WRITTEN PROBLEM:
Extract each line containing the string "Rate".

Data entries:
============================================================

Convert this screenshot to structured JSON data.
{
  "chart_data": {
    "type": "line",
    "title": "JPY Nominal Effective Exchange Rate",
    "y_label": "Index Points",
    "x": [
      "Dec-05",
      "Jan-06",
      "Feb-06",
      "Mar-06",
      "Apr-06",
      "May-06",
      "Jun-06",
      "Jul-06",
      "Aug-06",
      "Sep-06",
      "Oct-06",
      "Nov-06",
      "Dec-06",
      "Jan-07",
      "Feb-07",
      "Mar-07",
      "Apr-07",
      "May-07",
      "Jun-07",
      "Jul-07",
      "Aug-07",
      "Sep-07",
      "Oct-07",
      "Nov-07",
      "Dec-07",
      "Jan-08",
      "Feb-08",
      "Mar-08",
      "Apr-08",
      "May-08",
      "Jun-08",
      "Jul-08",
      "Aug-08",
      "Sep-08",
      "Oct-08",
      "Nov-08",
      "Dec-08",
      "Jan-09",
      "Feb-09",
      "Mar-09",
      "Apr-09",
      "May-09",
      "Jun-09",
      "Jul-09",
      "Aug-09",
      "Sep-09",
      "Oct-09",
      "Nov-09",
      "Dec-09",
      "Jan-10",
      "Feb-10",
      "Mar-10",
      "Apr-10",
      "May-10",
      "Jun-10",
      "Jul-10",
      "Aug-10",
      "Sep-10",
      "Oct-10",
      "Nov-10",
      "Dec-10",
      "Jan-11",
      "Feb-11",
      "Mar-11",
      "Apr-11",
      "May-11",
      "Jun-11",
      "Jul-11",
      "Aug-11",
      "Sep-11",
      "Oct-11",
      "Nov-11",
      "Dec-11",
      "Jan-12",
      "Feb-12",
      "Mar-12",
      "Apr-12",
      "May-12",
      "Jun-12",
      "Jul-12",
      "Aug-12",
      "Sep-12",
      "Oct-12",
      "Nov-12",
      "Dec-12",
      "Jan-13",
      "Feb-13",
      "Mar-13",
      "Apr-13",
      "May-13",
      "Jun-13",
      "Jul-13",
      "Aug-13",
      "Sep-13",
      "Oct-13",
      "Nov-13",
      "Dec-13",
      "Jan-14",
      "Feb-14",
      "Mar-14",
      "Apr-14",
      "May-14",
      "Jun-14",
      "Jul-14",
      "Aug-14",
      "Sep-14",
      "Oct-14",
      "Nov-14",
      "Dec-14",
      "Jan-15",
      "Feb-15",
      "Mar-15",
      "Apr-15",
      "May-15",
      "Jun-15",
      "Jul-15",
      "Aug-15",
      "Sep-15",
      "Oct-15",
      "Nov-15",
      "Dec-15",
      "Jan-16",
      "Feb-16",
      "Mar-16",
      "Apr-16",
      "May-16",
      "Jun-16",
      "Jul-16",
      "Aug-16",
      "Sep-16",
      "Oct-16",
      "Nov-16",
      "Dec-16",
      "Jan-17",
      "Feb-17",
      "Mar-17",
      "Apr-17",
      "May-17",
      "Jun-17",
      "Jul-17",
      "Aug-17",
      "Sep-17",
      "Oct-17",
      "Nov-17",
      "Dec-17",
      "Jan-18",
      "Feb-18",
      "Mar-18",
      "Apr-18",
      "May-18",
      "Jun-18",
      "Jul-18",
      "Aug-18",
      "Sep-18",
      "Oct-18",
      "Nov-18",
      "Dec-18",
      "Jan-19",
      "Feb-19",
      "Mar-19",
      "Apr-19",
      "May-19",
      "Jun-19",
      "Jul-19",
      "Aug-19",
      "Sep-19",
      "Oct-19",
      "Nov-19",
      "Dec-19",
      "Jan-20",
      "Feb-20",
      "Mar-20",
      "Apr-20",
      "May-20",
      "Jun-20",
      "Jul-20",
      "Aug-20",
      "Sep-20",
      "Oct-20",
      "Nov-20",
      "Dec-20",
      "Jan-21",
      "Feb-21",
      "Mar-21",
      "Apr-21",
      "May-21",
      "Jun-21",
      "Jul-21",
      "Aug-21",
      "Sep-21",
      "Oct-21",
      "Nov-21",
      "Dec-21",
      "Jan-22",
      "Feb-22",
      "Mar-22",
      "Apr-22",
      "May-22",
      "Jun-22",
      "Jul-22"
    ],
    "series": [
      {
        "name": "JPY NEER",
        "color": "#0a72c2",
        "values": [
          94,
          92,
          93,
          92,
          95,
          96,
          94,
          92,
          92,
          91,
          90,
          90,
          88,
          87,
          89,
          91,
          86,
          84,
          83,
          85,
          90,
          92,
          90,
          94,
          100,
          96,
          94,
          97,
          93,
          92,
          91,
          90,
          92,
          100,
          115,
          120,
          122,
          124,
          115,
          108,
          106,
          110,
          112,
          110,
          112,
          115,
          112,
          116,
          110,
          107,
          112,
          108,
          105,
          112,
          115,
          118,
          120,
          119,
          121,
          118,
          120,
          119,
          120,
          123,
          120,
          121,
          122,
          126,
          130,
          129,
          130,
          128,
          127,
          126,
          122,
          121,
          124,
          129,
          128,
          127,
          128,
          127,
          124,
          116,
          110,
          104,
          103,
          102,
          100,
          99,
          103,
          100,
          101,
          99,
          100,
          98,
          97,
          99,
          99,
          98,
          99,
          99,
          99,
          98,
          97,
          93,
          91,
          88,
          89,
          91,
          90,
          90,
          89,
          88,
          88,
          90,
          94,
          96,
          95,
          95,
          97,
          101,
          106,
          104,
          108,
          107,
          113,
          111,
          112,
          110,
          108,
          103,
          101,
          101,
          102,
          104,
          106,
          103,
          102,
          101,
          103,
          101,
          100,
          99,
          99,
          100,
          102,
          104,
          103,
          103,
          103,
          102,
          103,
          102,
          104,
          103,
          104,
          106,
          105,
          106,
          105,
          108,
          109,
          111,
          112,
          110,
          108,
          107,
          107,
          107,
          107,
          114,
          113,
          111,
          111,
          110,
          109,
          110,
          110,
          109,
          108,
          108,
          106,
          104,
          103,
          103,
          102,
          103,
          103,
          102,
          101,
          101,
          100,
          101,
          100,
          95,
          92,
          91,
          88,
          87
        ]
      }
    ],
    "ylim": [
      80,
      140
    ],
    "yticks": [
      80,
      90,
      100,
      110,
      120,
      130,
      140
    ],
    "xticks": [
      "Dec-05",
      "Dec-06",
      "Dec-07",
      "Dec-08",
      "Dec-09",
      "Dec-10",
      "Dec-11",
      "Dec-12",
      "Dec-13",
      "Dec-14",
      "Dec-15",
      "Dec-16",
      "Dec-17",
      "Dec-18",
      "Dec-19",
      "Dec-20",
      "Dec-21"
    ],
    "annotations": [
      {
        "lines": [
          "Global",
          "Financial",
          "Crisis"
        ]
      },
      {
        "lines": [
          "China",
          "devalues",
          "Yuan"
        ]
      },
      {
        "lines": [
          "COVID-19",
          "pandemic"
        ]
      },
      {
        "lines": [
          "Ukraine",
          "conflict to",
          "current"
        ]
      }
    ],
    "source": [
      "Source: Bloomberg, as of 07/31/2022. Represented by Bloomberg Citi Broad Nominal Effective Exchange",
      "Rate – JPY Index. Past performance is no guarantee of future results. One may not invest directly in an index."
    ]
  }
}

============================================================

ANSWER TO THE EXERCISE:
    "title": "JPY Nominal Effective Exchange Rate",
      "Rate – JPY Index. Past performance is no guarantee of future results. One may not invest directly in an index."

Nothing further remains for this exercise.